(Layout annotation data)
○ ○ ○ ○

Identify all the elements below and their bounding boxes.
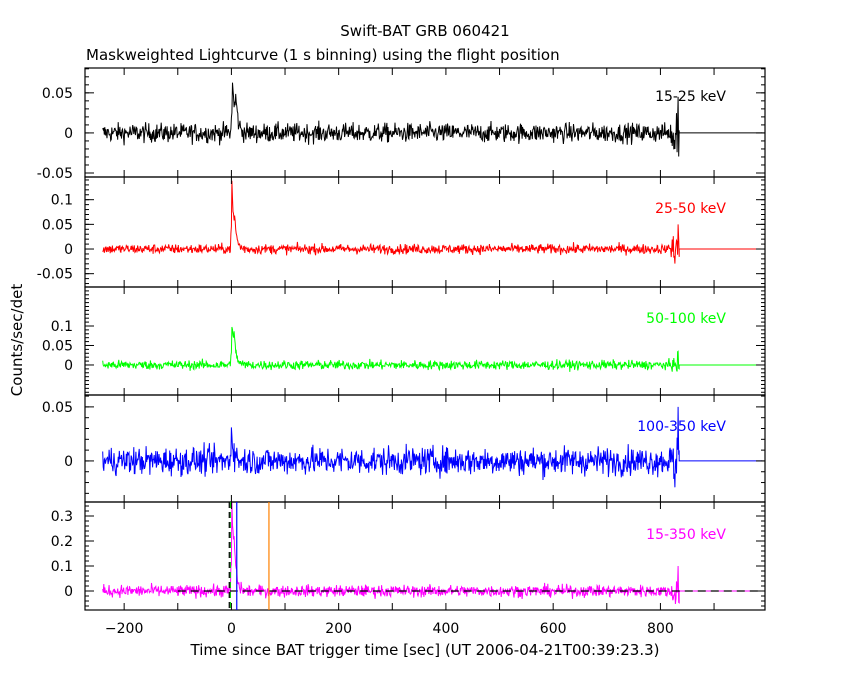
y-tick-label: 0.05 xyxy=(42,86,73,102)
series-label: 100-350 keV xyxy=(637,419,726,435)
panel-100-350-keV: 0 0.05 100-350 keV xyxy=(42,394,766,503)
series-line-100-350-keV xyxy=(102,406,763,488)
y-tick-label: 0.1 xyxy=(51,193,73,209)
y-tick-label: 0.05 xyxy=(42,217,73,233)
y-tick-label: 0.05 xyxy=(42,400,73,416)
x-tick-label: 600 xyxy=(540,621,567,637)
y-tick-label: 0.05 xyxy=(42,338,73,354)
series-line-50-100-keV xyxy=(102,326,763,372)
y-tick-label: 0.1 xyxy=(51,559,73,575)
panel-15-25-keV: -0.05 0 0.05 15-25 keV xyxy=(37,67,766,182)
series-line-25-50-keV xyxy=(102,180,763,264)
panel-frame xyxy=(84,67,766,178)
panel-frame xyxy=(84,286,766,396)
series-line-15-25-keV xyxy=(102,82,763,157)
chart-title: Swift-BAT GRB 060421 xyxy=(340,22,509,40)
x-tick-label: 0 xyxy=(227,621,236,637)
series-label: 25-50 keV xyxy=(655,201,726,217)
y-tick-label: 0 xyxy=(64,584,73,600)
y-tick-label: 0.2 xyxy=(51,534,73,550)
y-tick-label: 0 xyxy=(64,126,73,142)
y-tick-label: 0 xyxy=(64,358,73,374)
panel-frame xyxy=(84,176,766,288)
y-tick-label: -0.05 xyxy=(37,267,73,283)
y-tick-label: 0 xyxy=(64,242,73,258)
x-tick-label: 400 xyxy=(433,621,460,637)
y-tick-label: -0.05 xyxy=(37,166,73,182)
y-tick-label: 0.3 xyxy=(51,509,73,525)
x-tick-label: 200 xyxy=(325,621,352,637)
x-tick-label: 800 xyxy=(647,621,674,637)
series-label: 50-100 keV xyxy=(646,311,726,327)
x-tick-label: −200 xyxy=(105,621,143,637)
panel-15-350-keV: 0 0.1 0.2 0.3 15-350 keV xyxy=(51,501,766,611)
panel-25-50-keV: -0.05 0 0.05 0.1 25-50 keV xyxy=(37,176,766,288)
series-label: 15-25 keV xyxy=(655,89,726,105)
y-axis-label: Counts/sec/det xyxy=(8,284,26,397)
panel-frame xyxy=(84,394,766,503)
chart-subtitle: Maskweighted Lightcurve (1 s binning) us… xyxy=(86,46,560,64)
panel-50-100-keV: 0 0.05 0.1 50-100 keV xyxy=(42,286,766,396)
series-label: 15-350 keV xyxy=(646,527,726,543)
x-axis-label: Time since BAT trigger time [sec] (UT 20… xyxy=(190,641,660,659)
y-tick-label: 0.1 xyxy=(51,319,73,335)
y-tick-label: 0 xyxy=(64,454,73,470)
series-line-15-350-keV xyxy=(102,502,763,605)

○ ○ ○ ○

■ **TASK DIRECTIONS**
Reproduce every line of the items above word for word, leaving out the pictures.

■ **ANSWER TO THIS PROBLEM**
Identify all the elements below and their bounding boxes.
y-tick-label: 0.05 xyxy=(42,86,73,102)
series-label: 100-350 keV xyxy=(637,419,726,435)
panel-100-350-keV: 0 0.05 100-350 keV xyxy=(42,394,766,503)
series-line-100-350-keV xyxy=(102,406,763,488)
y-tick-label: 0.1 xyxy=(51,193,73,209)
y-tick-label: 0.05 xyxy=(42,217,73,233)
y-tick-label: 0.05 xyxy=(42,400,73,416)
x-tick-label: 600 xyxy=(540,621,567,637)
y-tick-label: 0.05 xyxy=(42,338,73,354)
series-line-50-100-keV xyxy=(102,326,763,372)
y-tick-label: 0.1 xyxy=(51,559,73,575)
panel-15-25-keV: -0.05 0 0.05 15-25 keV xyxy=(37,67,766,182)
series-line-25-50-keV xyxy=(102,180,763,264)
panel-frame xyxy=(84,67,766,178)
panel-frame xyxy=(84,286,766,396)
series-line-15-25-keV xyxy=(102,82,763,157)
chart-title: Swift-BAT GRB 060421 xyxy=(340,22,509,40)
x-tick-label: 0 xyxy=(227,621,236,637)
series-label: 25-50 keV xyxy=(655,201,726,217)
y-tick-label: 0 xyxy=(64,584,73,600)
y-tick-label: 0.2 xyxy=(51,534,73,550)
y-tick-label: 0 xyxy=(64,126,73,142)
y-tick-label: 0 xyxy=(64,358,73,374)
panel-frame xyxy=(84,176,766,288)
y-tick-label: -0.05 xyxy=(37,267,73,283)
y-tick-label: 0 xyxy=(64,242,73,258)
x-tick-label: 400 xyxy=(433,621,460,637)
y-tick-label: -0.05 xyxy=(37,166,73,182)
y-tick-label: 0.3 xyxy=(51,509,73,525)
x-tick-label: 200 xyxy=(325,621,352,637)
x-tick-label: 800 xyxy=(647,621,674,637)
series-label: 50-100 keV xyxy=(646,311,726,327)
x-tick-label: −200 xyxy=(105,621,143,637)
panel-15-350-keV: 0 0.1 0.2 0.3 15-350 keV xyxy=(51,501,766,611)
panel-25-50-keV: -0.05 0 0.05 0.1 25-50 keV xyxy=(37,176,766,288)
series-label: 15-25 keV xyxy=(655,89,726,105)
y-axis-label: Counts/sec/det xyxy=(8,284,26,397)
panel-frame xyxy=(84,394,766,503)
chart-subtitle: Maskweighted Lightcurve (1 s binning) us… xyxy=(86,46,560,64)
panel-50-100-keV: 0 0.05 0.1 50-100 keV xyxy=(42,286,766,396)
series-label: 15-350 keV xyxy=(646,527,726,543)
x-axis-label: Time since BAT trigger time [sec] (UT 20… xyxy=(190,641,660,659)
y-tick-label: 0.1 xyxy=(51,319,73,335)
y-tick-label: 0 xyxy=(64,454,73,470)
series-line-15-350-keV xyxy=(102,502,763,605)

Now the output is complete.